EXERCISE: Resume the summary of how coding with AI changed, picking up after its last bullet.

How I code with AI changed a lot
TL;DR
Theo mostly abandoned plan-heavy Cursor workflows for GPT-5.5 + Codex-style apps — after building Lakebed, he says he now uses GPT-5.5 almost exclusively, rarely touches Claude, and prefers app-based harnesses like Codex or T3 Code over IDE sidebars and terminal-first flows.
Remote coding became core, not a nice-to-have — he wants agents to keep running after he closes his laptop, and found T3 Code’s remote/browser setup dramatically more reliable than Codex desktop remote control, especially for typing latency, image paste, and stability.
The real skill is context steering, not prompt overengineering — Theo’s key advice is to read the model’s text carefully, argue with it, correct its assumptions, and use a lightweight Agents.md plus examples and glossaries instead of giant system prompts, skills, or file-by-file instructions.
He now prefers many short, isolated threads over long chats or parallel worktrees — on Lakebed he says he started over 100 threads in 5 days, usually one task per thread on main, because old chat history biases the model and hurts performance more than re-exploring the codebase does.
Simple prompts often worked shockingly well when verification was in place — he shows cases where a two-sentence prompt produced a full spec in under 2 minutes and a working implementation in about 10 minutes, with Codex computer use, tests, and review tools like CodeRabbit helping confirm the result.

RECORDED INFORMATION:
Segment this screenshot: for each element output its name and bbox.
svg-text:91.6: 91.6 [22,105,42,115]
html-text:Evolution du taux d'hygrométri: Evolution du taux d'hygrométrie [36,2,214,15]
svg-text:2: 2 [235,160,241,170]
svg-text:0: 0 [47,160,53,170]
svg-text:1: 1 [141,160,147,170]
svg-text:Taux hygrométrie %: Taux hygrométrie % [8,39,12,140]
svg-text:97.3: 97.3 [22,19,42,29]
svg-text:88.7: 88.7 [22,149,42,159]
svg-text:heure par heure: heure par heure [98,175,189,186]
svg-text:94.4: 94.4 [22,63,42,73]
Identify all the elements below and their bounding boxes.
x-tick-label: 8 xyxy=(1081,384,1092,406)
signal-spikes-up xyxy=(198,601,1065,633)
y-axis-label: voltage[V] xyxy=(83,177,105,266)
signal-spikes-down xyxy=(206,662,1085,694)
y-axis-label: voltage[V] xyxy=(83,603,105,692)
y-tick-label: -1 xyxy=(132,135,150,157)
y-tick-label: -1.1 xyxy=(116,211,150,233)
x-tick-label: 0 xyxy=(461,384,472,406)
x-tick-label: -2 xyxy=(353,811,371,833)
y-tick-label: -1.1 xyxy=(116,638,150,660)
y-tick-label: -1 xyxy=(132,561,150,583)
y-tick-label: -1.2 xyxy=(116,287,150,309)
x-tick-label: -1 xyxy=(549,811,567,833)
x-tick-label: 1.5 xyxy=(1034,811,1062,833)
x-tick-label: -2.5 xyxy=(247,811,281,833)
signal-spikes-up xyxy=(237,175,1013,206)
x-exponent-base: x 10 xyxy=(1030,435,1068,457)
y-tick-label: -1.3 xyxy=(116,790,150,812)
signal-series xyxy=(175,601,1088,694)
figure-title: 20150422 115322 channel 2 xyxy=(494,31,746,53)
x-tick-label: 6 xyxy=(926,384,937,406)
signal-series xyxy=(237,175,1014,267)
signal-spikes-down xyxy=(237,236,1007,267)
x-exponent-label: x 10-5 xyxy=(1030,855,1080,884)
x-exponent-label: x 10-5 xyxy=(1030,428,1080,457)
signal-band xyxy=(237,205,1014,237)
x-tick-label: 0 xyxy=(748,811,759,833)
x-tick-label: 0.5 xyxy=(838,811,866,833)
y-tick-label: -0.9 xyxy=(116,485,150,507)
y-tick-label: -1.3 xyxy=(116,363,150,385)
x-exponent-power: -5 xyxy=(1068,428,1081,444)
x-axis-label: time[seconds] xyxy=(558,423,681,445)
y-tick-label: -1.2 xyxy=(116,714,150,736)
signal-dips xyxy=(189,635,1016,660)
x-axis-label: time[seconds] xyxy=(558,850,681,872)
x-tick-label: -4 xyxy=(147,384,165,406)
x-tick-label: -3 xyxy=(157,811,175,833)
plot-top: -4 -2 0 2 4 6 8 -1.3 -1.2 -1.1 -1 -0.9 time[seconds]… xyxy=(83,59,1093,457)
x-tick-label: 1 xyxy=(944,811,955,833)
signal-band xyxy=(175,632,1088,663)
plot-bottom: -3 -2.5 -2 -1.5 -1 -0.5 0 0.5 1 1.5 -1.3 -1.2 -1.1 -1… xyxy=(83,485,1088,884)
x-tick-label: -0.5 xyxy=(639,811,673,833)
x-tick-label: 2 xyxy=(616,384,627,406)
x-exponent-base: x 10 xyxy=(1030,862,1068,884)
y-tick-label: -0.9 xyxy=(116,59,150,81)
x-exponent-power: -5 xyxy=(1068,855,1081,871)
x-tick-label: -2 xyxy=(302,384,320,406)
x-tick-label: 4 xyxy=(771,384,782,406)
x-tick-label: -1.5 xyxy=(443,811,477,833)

EXPECTED ANSWER:
His strongest claim: developers are looking at code too much and conversation too little — Theo argues that if you’re staring at files more than the back-and-forth with the model, you’re missing where agentic coding is strongest: building shared context so the model can make good decisions on its own.
The Breakdown
Theo says his AI coding workflow has flipped: he now starts 100-plus tiny fresh threads, writes two-sentence prompts, reads the model’s prose more than its code, and ships faster by treating AI like a teammate to steer instead of a plan generator to micromanage. The biggest unlock wasn’t a magic prompt stack — it was GPT-5.5 in a desktop app with strong remote control, plus an Agents.md written like a letter explaining how he thinks.